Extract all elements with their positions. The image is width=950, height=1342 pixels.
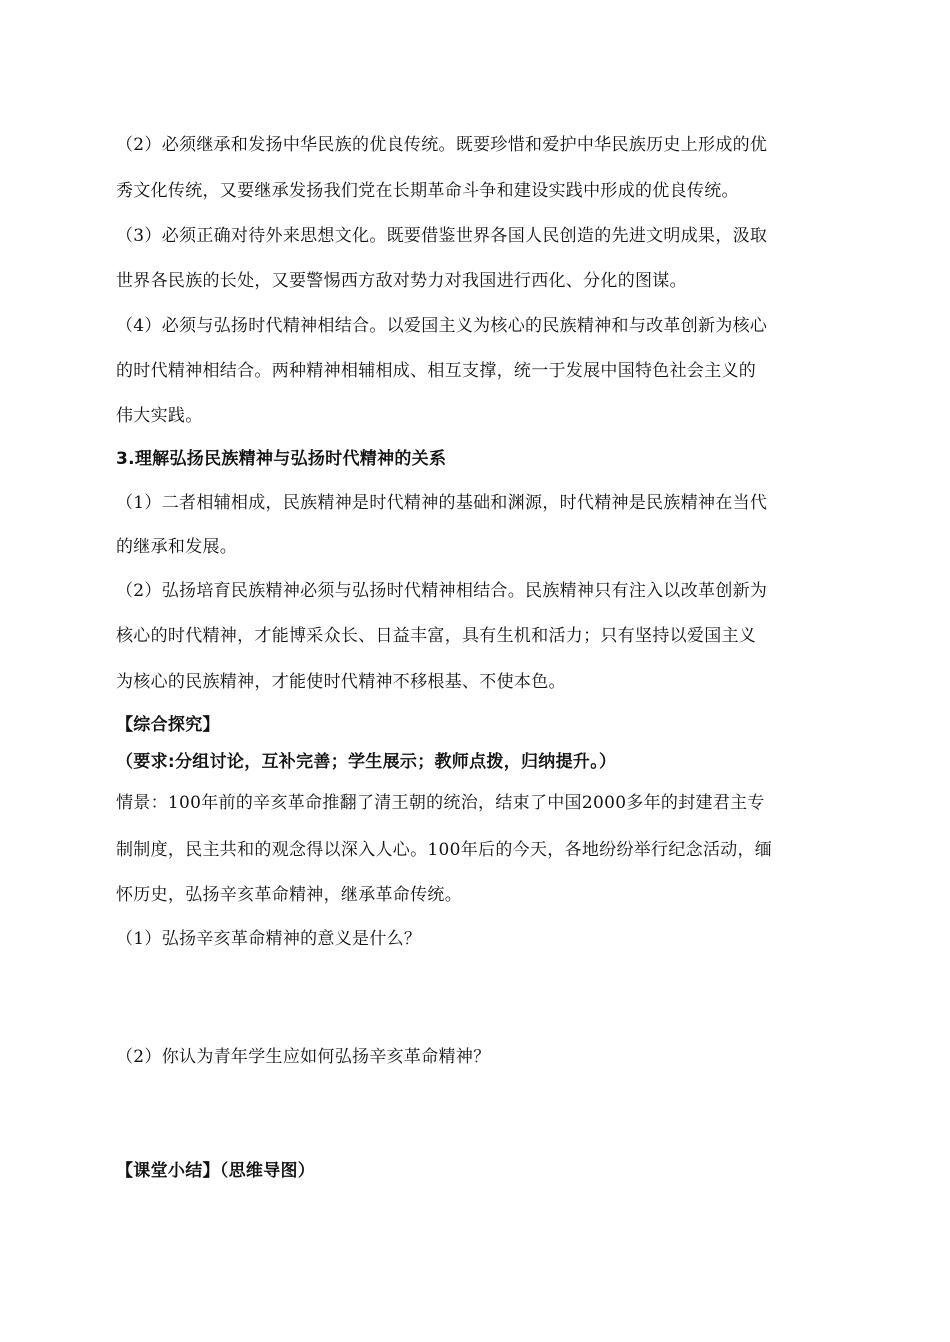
scenario-line1: 情景：100年前的辛亥革命推翻了清王朝的统治，结束了中国2000多年的封建君主专	[116, 793, 765, 813]
scenario-line2: 制制度，民主共和的观念得以深入人心。100年后的今天，各地纷纷举行纪念活动，缅	[116, 840, 773, 860]
relation-item2-line2: 核心的时代精神，才能博采众长、日益丰富，具有生机和活力；只有坚持以爱国主义	[116, 626, 757, 646]
item2-line1: （2）必须继承和发扬中华民族的优良传统。既要珍惜和爱护中华民族历史上形成的优	[116, 135, 768, 155]
question-2: （2）你认为青年学生应如何弘扬辛亥革命精神？	[116, 1047, 491, 1067]
item4-line3: 伟大实践。	[116, 406, 203, 426]
item3-line2: 世界各民族的长处，又要警惕西方敌对势力对我国进行西化、分化的图谋。	[116, 271, 687, 291]
item4-line2: 的时代精神相结合。两种精神相辅相成、相互支撑，统一于发展中国特色社会主义的	[116, 361, 757, 381]
inquiry-heading: 【综合探究】	[116, 715, 220, 735]
section3-heading: 3.理解弘扬民族精神与弘扬时代精神的关系	[116, 449, 447, 469]
relation-item2-line1: （2）弘扬培育民族精神必须与弘扬时代精神相结合。民族精神只有注入以改革创新为	[116, 581, 768, 601]
summary-heading: 【课堂小结】（思维导图）	[116, 1161, 316, 1181]
scenario-line3: 怀历史，弘扬辛亥革命精神，继承革命传统。	[116, 885, 462, 905]
inquiry-requirement: （要求:分组讨论，互补完善；学生展示；教师点拨，归纳提升。）	[116, 752, 617, 772]
relation-item1-line1: （1）二者相辅相成，民族精神是时代精神的基础和渊源，时代精神是民族精神在当代	[116, 493, 768, 513]
relation-item2-line3: 为核心的民族精神，才能使时代精神不移根基、不使本色。	[116, 672, 566, 692]
relation-item1-line2: 的继承和发展。	[116, 537, 238, 557]
item2-line2: 秀文化传统，又要继承发扬我们党在长期革命斗争和建设实践中形成的优良传统。	[116, 181, 739, 201]
question-1: （1）弘扬辛亥革命精神的意义是什么？	[116, 929, 422, 949]
item3-line1: （3）必须正确对待外来思想文化。既要借鉴世界各国人民创造的先进文明成果，汲取	[116, 226, 768, 246]
item4-line1: （4）必须与弘扬时代精神相结合。以爱国主义为核心的民族精神和与改革创新为核心	[116, 316, 768, 336]
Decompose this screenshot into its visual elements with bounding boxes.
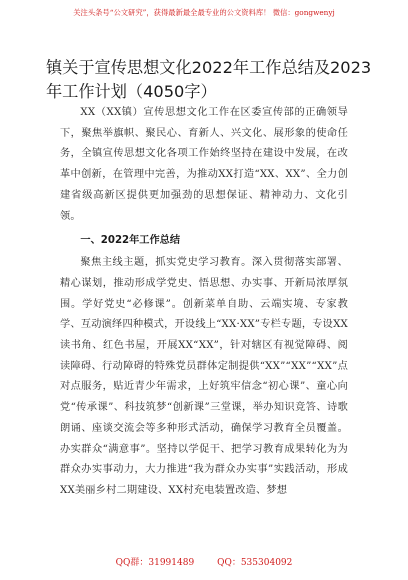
document-title: 镇关于宣传思想文化2022年工作总结及2023年工作计划（4050字）	[46, 58, 372, 101]
section-heading: 一、2022年工作总结	[80, 235, 181, 247]
promo-banner: 关注头条号“公文研究”，获得最新最全最专业的公文资料库！ 微信：gongwenyj	[73, 8, 335, 17]
qq-number: QQ：535304092	[217, 558, 293, 568]
section-paragraph: 聚焦主线主题，抓实党史学习教育。深入贯彻落实部署、精心谋划，推动形成学党史、悟思想、办实事、开新局浓厚氛围。学好党史“必修课”。创新菜单自助、云端实境、专家教学、互动演绎四种模式，开设线上“XX·XX”专栏专题，专设XX读书角、红色书屋，开展XX“XX”，针对辖区有视觉障碍、阅读障碍、行动障碍的特殊党员群体定制提供“XX”“XX”“XX”点对点服务，贴近青少年需求，上好筑牢信念“初心课”、童心向党“传承课”、科技筑梦“创新课”三堂课，举办知识竞答、诗歌朗诵、座谈交流会等多种形式活动，确保学习教育全员覆盖。办实群众“满意事”。坚持以学促干、把学习教育成果转化为为群众办实事动力，大力推进“我为群众办实事”实践活动，形成XX美丽乡村二期建设、XX村充电装置改造、梦想	[60, 257, 348, 496]
document-body	[60, 103, 348, 502]
contact-footer	[0, 555, 408, 568]
intro-paragraph: XX（XX镇）宣传思想文化工作在区委宣传部的正确领导下，聚焦举旗帜、聚民心、育新人、兴文化、展形象的使命任务，全镇宣传思想文化各项工作始终坚持在建设中发展，在改革中创新，在管理中完善，为推动XX打造“XX、XX”、全力创建省级高新区提供更加强劲的思想保证、精神动力、文化引领。	[60, 107, 348, 222]
qq-group-number: QQ群：31991489	[115, 558, 195, 568]
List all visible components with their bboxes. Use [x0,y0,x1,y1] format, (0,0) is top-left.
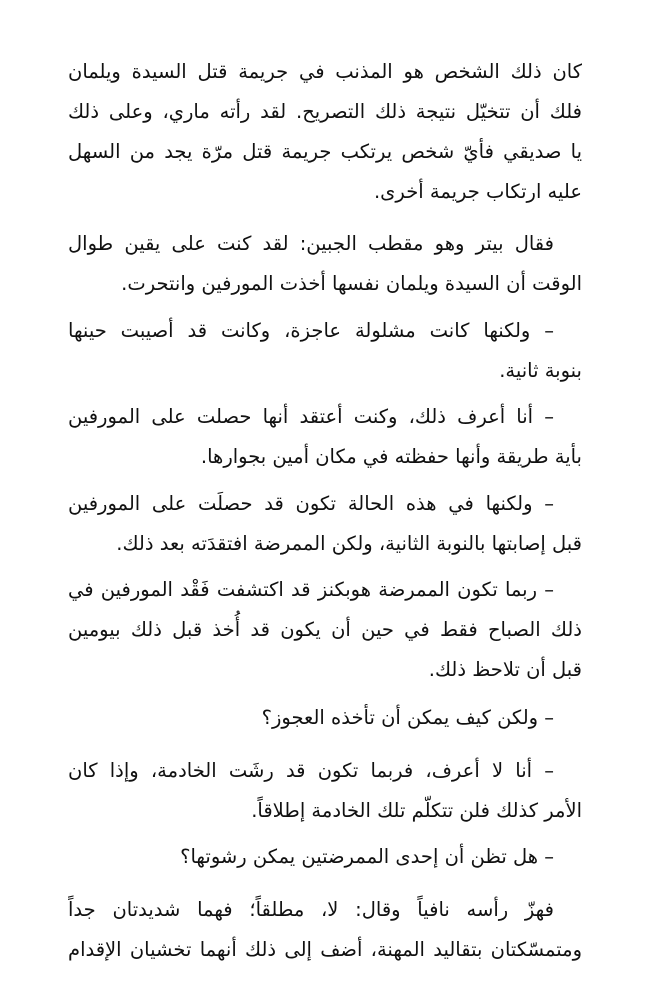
paragraph [68,698,582,738]
paragraph [68,570,582,690]
text-line: – ولكنها كانت مشلولة عاجزة، وكانت قد أصيبت حينها [68,319,554,342]
text-line: – ولكن كيف يمكن أن تأخذه العجوز؟ [261,706,554,729]
text-line: قبل أن تلاحظ ذلك. [428,658,582,681]
text-line: ذلك الصباح فقط في حين أن يكون قد أُخذ قبل ذلك بيومين [68,618,582,641]
paragraph [68,837,582,877]
text-line: بأية طريقة وأنها حفظته في مكان أمين بجوارها. [200,445,582,468]
text-line: – أنا أعرف ذلك، وكنت أعتقد أنها حصلت على المورفين [68,405,554,428]
text-line: – أنا لا أعرف، فربما تكون قد رشَت الخادمة، وإذا كان [68,759,554,782]
text-line: ومتمسّكتان بتقاليد المهنة، أضف إلى ذلك أنهما تخشيان الإقدام [68,938,582,961]
paragraph [68,751,582,831]
text-line: فهزّ رأسه نافياً وقال: لا، مطلقاً؛ فهما شديدتان جداً [68,898,554,921]
text-line: عليه ارتكاب جريمة أخرى. [373,180,582,203]
text-line: – ربما تكون الممرضة هوبكنز قد اكتشفت فَقْد المورفين في [68,578,554,601]
text-line: يا صديقي فأيّ شخص يرتكب جريمة قتل مرّة يجد من السهل [68,140,582,163]
text-line: كان ذلك الشخص هو المذنب في جريمة قتل السيدة ويلمان [68,60,582,83]
text-line: الأمر كذلك فلن تتكلّم تلك الخادمة إطلاقاً. [251,799,582,822]
text-line: – ولكنها في هذه الحالة تكون قد حصلَت على المورفين [68,492,554,515]
text-line: فلك أن تتخيّل نتيجة ذلك التصريح. لقد رأته ماري، وعلى ذلك [68,100,582,123]
text-line: – هل تظن أن إحدى الممرضتين يمكن رشوتها؟ [180,845,554,868]
text-line: قبل إصابتها بالنوبة الثانية، ولكن الممرضة افتقدَته بعد ذلك. [116,532,582,555]
paragraph [68,890,582,970]
text-line: فقال بيتر وهو مقطب الجبين: لقد كنت على يقين طوال [68,232,554,255]
paragraph [68,52,582,212]
text-line: الوقت أن السيدة ويلمان نفسها أخذت المورفين وانتحرت. [121,272,582,295]
text-line: بنوبة ثانية. [499,359,582,382]
paragraph [68,224,582,304]
paragraph [68,484,582,564]
paragraph [68,311,582,391]
paragraph [68,397,582,477]
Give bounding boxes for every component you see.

----

● **WRITTEN INSTRUCTION**
Can you copy the listing above line for line, leaving out the pictures?

● **EXERCISE RESULT**
Extract all elements with their positions. The image is width=950, height=1342 pixels.
scenario-line1: 情景：100年前的辛亥革命推翻了清王朝的统治，结束了中国2000多年的封建君主专	[116, 793, 765, 813]
scenario-line2: 制制度，民主共和的观念得以深入人心。100年后的今天，各地纷纷举行纪念活动，缅	[116, 840, 773, 860]
relation-item2-line2: 核心的时代精神，才能博采众长、日益丰富，具有生机和活力；只有坚持以爱国主义	[116, 626, 757, 646]
item2-line1: （2）必须继承和发扬中华民族的优良传统。既要珍惜和爱护中华民族历史上形成的优	[116, 135, 768, 155]
question-2: （2）你认为青年学生应如何弘扬辛亥革命精神？	[116, 1047, 491, 1067]
item4-line3: 伟大实践。	[116, 406, 203, 426]
item3-line2: 世界各民族的长处，又要警惕西方敌对势力对我国进行西化、分化的图谋。	[116, 271, 687, 291]
item4-line2: 的时代精神相结合。两种精神相辅相成、相互支撑，统一于发展中国特色社会主义的	[116, 361, 757, 381]
inquiry-heading: 【综合探究】	[116, 715, 220, 735]
section3-heading: 3.理解弘扬民族精神与弘扬时代精神的关系	[116, 449, 447, 469]
relation-item2-line1: （2）弘扬培育民族精神必须与弘扬时代精神相结合。民族精神只有注入以改革创新为	[116, 581, 768, 601]
summary-heading: 【课堂小结】（思维导图）	[116, 1161, 316, 1181]
scenario-line3: 怀历史，弘扬辛亥革命精神，继承革命传统。	[116, 885, 462, 905]
inquiry-requirement: （要求:分组讨论，互补完善；学生展示；教师点拨，归纳提升。）	[116, 752, 617, 772]
relation-item1-line1: （1）二者相辅相成，民族精神是时代精神的基础和渊源，时代精神是民族精神在当代	[116, 493, 768, 513]
relation-item2-line3: 为核心的民族精神，才能使时代精神不移根基、不使本色。	[116, 672, 566, 692]
relation-item1-line2: 的继承和发展。	[116, 537, 238, 557]
item2-line2: 秀文化传统，又要继承发扬我们党在长期革命斗争和建设实践中形成的优良传统。	[116, 181, 739, 201]
question-1: （1）弘扬辛亥革命精神的意义是什么？	[116, 929, 422, 949]
item3-line1: （3）必须正确对待外来思想文化。既要借鉴世界各国人民创造的先进文明成果，汲取	[116, 226, 768, 246]
item4-line1: （4）必须与弘扬时代精神相结合。以爱国主义为核心的民族精神和与改革创新为核心	[116, 316, 768, 336]
Decompose this screenshot into its visual elements with bounding boxes.
document-title: 镇关于宣传思想文化2022年工作总结及2023年工作计划（4050字）	[46, 58, 372, 101]
section-heading: 一、2022年工作总结	[80, 235, 181, 247]
promo-banner: 关注头条号“公文研究”，获得最新最全最专业的公文资料库！ 微信：gongwenyj	[73, 8, 335, 17]
qq-number: QQ：535304092	[217, 558, 293, 568]
section-paragraph: 聚焦主线主题，抓实党史学习教育。深入贯彻落实部署、精心谋划，推动形成学党史、悟思想、办实事、开新局浓厚氛围。学好党史“必修课”。创新菜单自助、云端实境、专家教学、互动演绎四种模式，开设线上“XX·XX”专栏专题，专设XX读书角、红色书屋，开展XX“XX”，针对辖区有视觉障碍、阅读障碍、行动障碍的特殊党员群体定制提供“XX”“XX”“XX”点对点服务，贴近青少年需求，上好筑牢信念“初心课”、童心向党“传承课”、科技筑梦“创新课”三堂课，举办知识竞答、诗歌朗诵、座谈交流会等多种形式活动，确保学习教育全员覆盖。办实群众“满意事”。坚持以学促干、把学习教育成果转化为为群众办实事动力，大力推进“我为群众办实事”实践活动，形成XX美丽乡村二期建设、XX村充电装置改造、梦想	[60, 257, 348, 496]
document-body	[60, 103, 348, 502]
contact-footer	[0, 555, 408, 568]
intro-paragraph: XX（XX镇）宣传思想文化工作在区委宣传部的正确领导下，聚焦举旗帜、聚民心、育新人、兴文化、展形象的使命任务，全镇宣传思想文化各项工作始终坚持在建设中发展，在改革中创新，在管理中完善，为推动XX打造“XX、XX”、全力创建省级高新区提供更加强劲的思想保证、精神动力、文化引领。	[60, 107, 348, 222]
qq-group-number: QQ群：31991489	[115, 558, 195, 568]
List all visible components with their bboxes. Use [x0,y0,x1,y1] format, (0,0) is top-left.
paragraph [68,698,582,738]
paragraph [68,570,582,690]
text-line: – ولكنها كانت مشلولة عاجزة، وكانت قد أصيبت حينها [68,319,554,342]
text-line: – ولكن كيف يمكن أن تأخذه العجوز؟ [261,706,554,729]
text-line: قبل أن تلاحظ ذلك. [428,658,582,681]
text-line: ذلك الصباح فقط في حين أن يكون قد أُخذ قبل ذلك بيومين [68,618,582,641]
paragraph [68,837,582,877]
text-line: بأية طريقة وأنها حفظته في مكان أمين بجوارها. [200,445,582,468]
text-line: – أنا أعرف ذلك، وكنت أعتقد أنها حصلت على المورفين [68,405,554,428]
text-line: – أنا لا أعرف، فربما تكون قد رشَت الخادمة، وإذا كان [68,759,554,782]
text-line: ومتمسّكتان بتقاليد المهنة، أضف إلى ذلك أنهما تخشيان الإقدام [68,938,582,961]
paragraph [68,751,582,831]
text-line: فهزّ رأسه نافياً وقال: لا، مطلقاً؛ فهما شديدتان جداً [68,898,554,921]
text-line: عليه ارتكاب جريمة أخرى. [373,180,582,203]
text-line: – ربما تكون الممرضة هوبكنز قد اكتشفت فَقْد المورفين في [68,578,554,601]
text-line: يا صديقي فأيّ شخص يرتكب جريمة قتل مرّة يجد من السهل [68,140,582,163]
text-line: كان ذلك الشخص هو المذنب في جريمة قتل السيدة ويلمان [68,60,582,83]
text-line: الأمر كذلك فلن تتكلّم تلك الخادمة إطلاقاً. [251,799,582,822]
text-line: – ولكنها في هذه الحالة تكون قد حصلَت على المورفين [68,492,554,515]
text-line: فلك أن تتخيّل نتيجة ذلك التصريح. لقد رأته ماري، وعلى ذلك [68,100,582,123]
text-line: – هل تظن أن إحدى الممرضتين يمكن رشوتها؟ [180,845,554,868]
text-line: قبل إصابتها بالنوبة الثانية، ولكن الممرضة افتقدَته بعد ذلك. [116,532,582,555]
paragraph [68,890,582,970]
text-line: فقال بيتر وهو مقطب الجبين: لقد كنت على يقين طوال [68,232,554,255]
paragraph [68,52,582,212]
text-line: الوقت أن السيدة ويلمان نفسها أخذت المورفين وانتحرت. [121,272,582,295]
text-line: بنوبة ثانية. [499,359,582,382]
paragraph [68,224,582,304]
paragraph [68,484,582,564]
paragraph [68,311,582,391]
paragraph [68,397,582,477]
Give bounding boxes for every component you see.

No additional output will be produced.